start INFORMATION SUPPLIED

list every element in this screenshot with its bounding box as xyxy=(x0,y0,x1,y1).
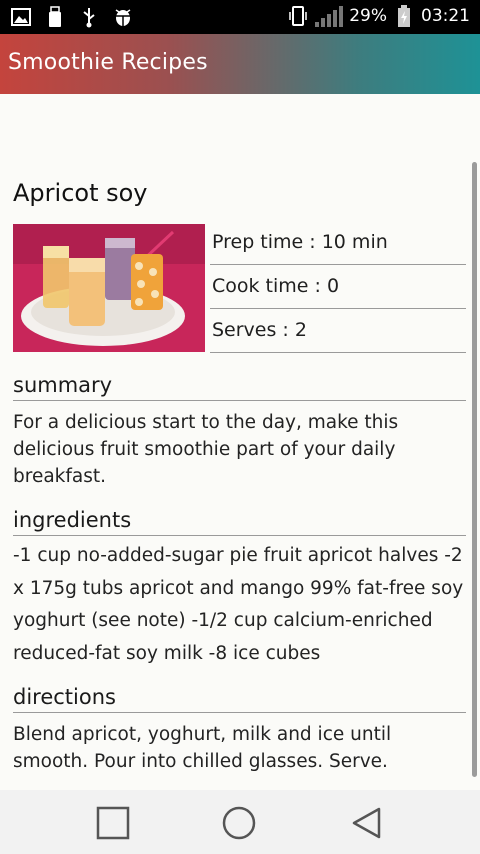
navigation-bar xyxy=(0,790,480,854)
serves: Serves : 2 xyxy=(212,319,307,341)
square-icon xyxy=(96,806,130,840)
prep-time-row: Prep time : 10 min xyxy=(210,223,466,265)
recipe-content[interactable]: Apricot soy Prep time : 10 min Cook time… xyxy=(0,94,480,790)
signal-icon xyxy=(315,5,344,27)
status-system: 29% 03:21 xyxy=(287,5,470,27)
directions-text: Blend apricot, yoghurt, milk and ice unt… xyxy=(13,724,392,772)
usb-drive-icon xyxy=(44,6,66,28)
android-debug-icon xyxy=(112,6,134,28)
usb-icon xyxy=(78,6,100,28)
back-button[interactable] xyxy=(347,804,385,842)
cook-time-row: Cook time : 0 xyxy=(210,267,466,309)
status-notifications xyxy=(10,6,134,28)
app-bar: Smoothie Recipes xyxy=(0,34,480,94)
serves-row: Serves : 2 xyxy=(210,311,466,353)
app-title: Smoothie Recipes xyxy=(8,50,208,75)
recipe-image xyxy=(13,224,205,352)
battery-charging-icon xyxy=(393,5,415,27)
recipe-title: Apricot soy xyxy=(13,179,148,207)
clock: 03:21 xyxy=(421,6,470,26)
ingredients-text: -1 cup no-added-sugar pie fruit apricot … xyxy=(13,545,464,664)
battery-percent: 29% xyxy=(349,6,387,26)
circle-icon xyxy=(222,806,256,840)
scrollbar[interactable] xyxy=(472,162,477,777)
cook-time: Cook time : 0 xyxy=(212,275,340,297)
back-triangle-icon xyxy=(352,807,381,839)
recent-apps-button[interactable] xyxy=(94,804,132,842)
prep-time: Prep time : 10 min xyxy=(212,231,388,253)
home-button[interactable] xyxy=(220,804,258,842)
status-bar: 29% 03:21 xyxy=(0,0,480,34)
summary-heading: summary xyxy=(13,373,466,401)
directions-heading: directions xyxy=(13,685,466,713)
vibrate-icon xyxy=(287,5,309,27)
summary-text: For a delicious start to the day, make t… xyxy=(13,412,399,487)
image-icon xyxy=(10,6,32,28)
ingredients-heading: ingredients xyxy=(13,508,466,536)
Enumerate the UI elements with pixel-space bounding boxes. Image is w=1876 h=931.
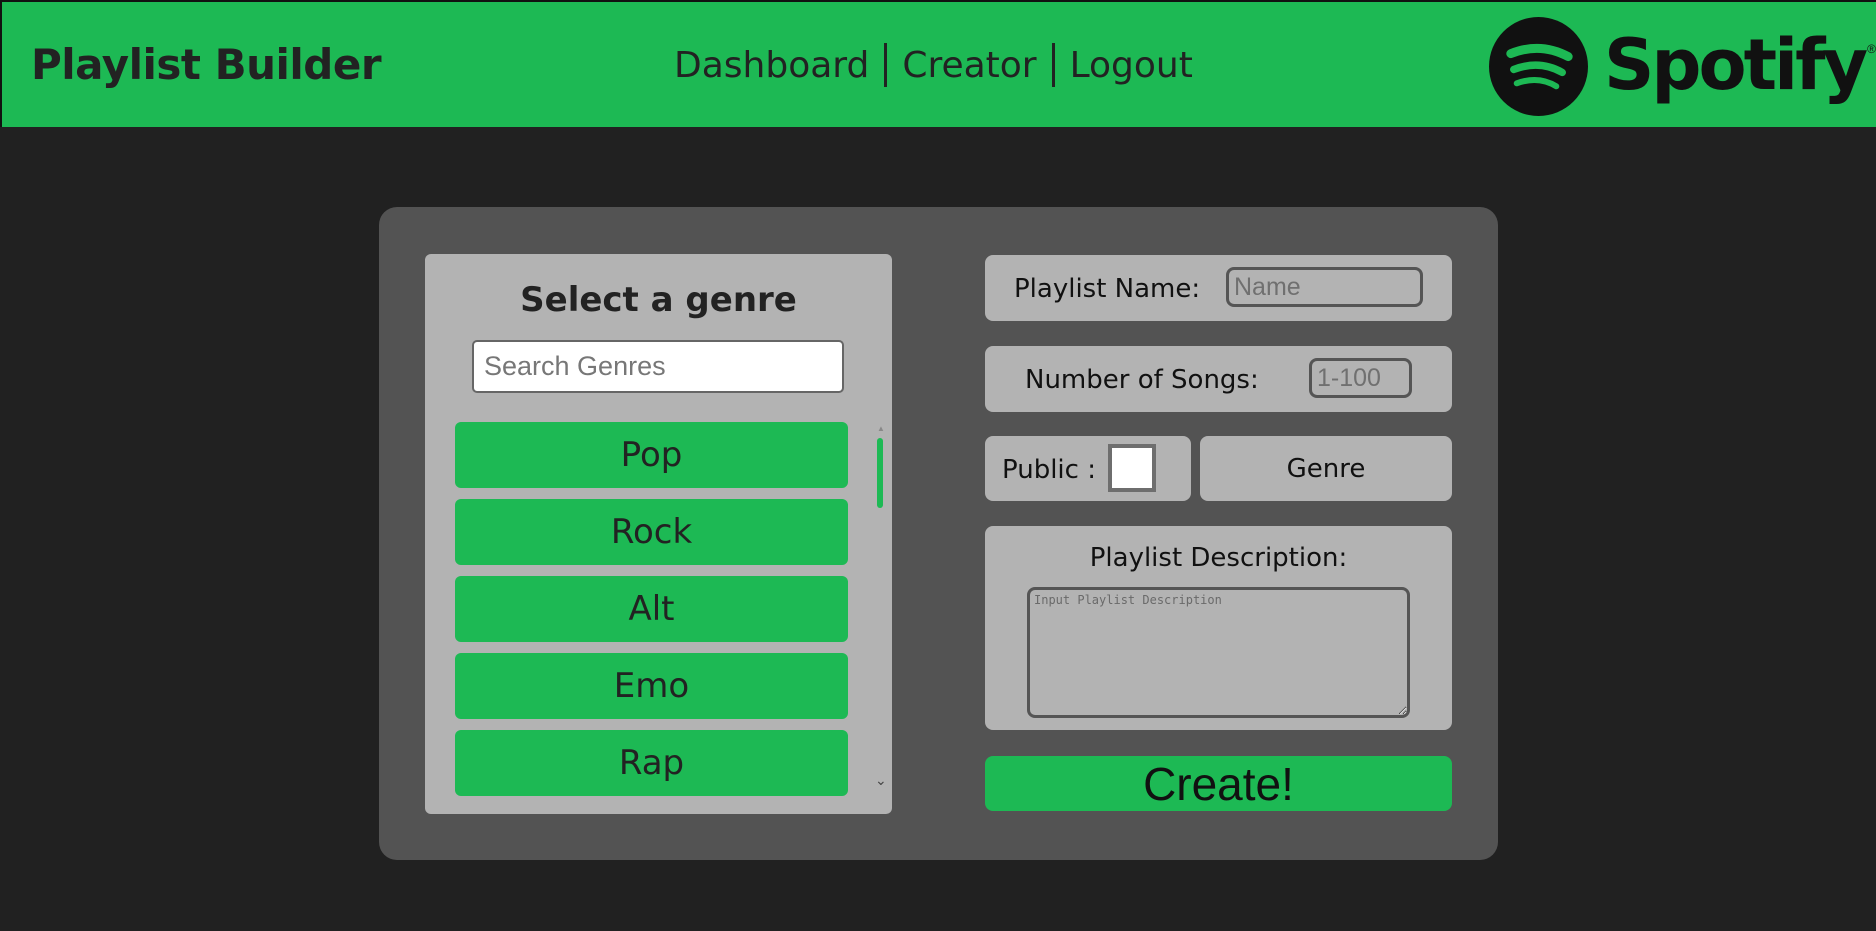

end INFORMATION SUPPLIED

Find each line in the rows above that contains the string "summary", and copy those lines.

__ANSWER TO THE TASK__
summary-heading: summary xyxy=(13,373,466,401)
summary-text: For a delicious start to the day, make t… xyxy=(13,412,399,487)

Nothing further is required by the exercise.